((

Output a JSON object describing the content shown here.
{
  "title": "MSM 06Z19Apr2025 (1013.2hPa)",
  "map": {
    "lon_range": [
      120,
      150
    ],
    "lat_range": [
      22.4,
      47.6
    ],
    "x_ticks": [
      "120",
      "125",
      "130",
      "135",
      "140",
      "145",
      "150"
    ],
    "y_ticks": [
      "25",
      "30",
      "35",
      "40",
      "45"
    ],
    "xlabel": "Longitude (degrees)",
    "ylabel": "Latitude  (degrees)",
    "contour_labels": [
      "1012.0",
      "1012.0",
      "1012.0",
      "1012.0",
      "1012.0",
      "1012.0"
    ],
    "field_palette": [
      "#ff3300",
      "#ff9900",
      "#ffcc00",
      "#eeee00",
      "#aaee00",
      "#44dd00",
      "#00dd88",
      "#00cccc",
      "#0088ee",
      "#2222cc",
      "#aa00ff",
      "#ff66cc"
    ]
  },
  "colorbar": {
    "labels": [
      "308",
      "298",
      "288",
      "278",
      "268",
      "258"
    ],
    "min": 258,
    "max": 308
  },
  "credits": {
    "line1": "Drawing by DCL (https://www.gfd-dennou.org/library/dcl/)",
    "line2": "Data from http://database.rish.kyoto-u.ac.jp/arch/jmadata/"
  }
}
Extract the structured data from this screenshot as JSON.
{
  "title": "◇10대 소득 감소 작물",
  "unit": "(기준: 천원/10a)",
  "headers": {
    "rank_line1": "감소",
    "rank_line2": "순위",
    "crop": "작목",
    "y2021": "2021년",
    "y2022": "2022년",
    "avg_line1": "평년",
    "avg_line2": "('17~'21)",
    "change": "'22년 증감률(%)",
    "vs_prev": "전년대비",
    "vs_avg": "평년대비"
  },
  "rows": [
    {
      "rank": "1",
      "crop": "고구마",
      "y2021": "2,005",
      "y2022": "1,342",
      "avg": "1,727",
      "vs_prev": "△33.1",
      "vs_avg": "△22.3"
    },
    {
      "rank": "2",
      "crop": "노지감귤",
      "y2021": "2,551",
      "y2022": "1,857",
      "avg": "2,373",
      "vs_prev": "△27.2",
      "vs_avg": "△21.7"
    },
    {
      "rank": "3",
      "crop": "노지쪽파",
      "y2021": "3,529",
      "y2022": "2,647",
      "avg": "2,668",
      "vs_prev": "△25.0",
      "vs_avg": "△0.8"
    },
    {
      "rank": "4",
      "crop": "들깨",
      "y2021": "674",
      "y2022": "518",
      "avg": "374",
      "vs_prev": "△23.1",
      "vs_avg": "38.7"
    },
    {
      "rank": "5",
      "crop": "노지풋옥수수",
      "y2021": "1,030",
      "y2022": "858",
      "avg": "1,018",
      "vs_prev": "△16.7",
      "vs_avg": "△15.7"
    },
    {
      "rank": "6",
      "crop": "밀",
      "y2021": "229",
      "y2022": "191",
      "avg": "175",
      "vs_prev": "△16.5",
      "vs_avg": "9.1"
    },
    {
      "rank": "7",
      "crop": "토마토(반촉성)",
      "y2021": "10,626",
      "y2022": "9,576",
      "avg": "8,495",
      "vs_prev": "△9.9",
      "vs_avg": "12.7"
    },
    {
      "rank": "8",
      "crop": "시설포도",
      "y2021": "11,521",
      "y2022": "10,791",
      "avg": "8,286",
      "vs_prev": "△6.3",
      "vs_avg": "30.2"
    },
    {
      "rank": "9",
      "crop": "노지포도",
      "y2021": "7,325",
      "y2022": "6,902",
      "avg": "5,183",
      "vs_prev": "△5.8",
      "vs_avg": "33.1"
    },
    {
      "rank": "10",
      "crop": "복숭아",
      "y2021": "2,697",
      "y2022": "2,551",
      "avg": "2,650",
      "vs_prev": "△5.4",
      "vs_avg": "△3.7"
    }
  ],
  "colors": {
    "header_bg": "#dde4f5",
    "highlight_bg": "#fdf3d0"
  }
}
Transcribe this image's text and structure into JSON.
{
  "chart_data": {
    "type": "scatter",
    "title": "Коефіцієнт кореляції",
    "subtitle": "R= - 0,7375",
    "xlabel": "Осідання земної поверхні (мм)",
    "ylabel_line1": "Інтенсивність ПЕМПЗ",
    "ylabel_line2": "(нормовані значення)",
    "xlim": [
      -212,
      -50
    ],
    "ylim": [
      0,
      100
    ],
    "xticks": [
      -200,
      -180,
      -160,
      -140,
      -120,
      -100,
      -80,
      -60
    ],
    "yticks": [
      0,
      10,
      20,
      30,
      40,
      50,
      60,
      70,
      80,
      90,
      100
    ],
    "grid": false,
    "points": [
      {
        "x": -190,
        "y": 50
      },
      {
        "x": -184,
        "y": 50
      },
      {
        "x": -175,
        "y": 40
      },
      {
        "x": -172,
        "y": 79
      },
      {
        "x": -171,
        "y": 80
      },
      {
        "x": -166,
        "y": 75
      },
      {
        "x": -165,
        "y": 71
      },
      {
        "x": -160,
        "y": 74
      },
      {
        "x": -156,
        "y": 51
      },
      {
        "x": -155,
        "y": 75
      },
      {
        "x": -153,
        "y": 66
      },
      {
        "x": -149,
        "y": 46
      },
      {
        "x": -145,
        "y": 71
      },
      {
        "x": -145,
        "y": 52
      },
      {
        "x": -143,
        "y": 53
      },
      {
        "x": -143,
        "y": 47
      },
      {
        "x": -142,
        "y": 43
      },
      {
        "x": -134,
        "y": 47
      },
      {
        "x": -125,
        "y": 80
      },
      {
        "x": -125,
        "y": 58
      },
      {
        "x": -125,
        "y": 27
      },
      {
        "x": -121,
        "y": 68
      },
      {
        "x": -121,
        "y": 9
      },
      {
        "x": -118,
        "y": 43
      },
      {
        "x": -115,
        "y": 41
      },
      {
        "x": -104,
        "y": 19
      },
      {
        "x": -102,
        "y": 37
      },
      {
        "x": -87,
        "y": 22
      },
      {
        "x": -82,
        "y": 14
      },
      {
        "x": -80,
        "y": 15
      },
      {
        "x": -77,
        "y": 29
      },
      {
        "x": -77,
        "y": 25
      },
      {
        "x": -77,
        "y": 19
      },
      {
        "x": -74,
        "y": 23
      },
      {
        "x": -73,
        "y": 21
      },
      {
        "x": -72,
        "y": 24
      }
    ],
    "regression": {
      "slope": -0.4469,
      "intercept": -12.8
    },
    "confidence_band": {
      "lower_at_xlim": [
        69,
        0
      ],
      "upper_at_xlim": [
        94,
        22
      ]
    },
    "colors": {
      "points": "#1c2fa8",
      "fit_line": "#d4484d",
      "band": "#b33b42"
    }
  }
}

))

Counting only lines of the data above that hold "from", report the total and nothing else.

Response to the exercise |
2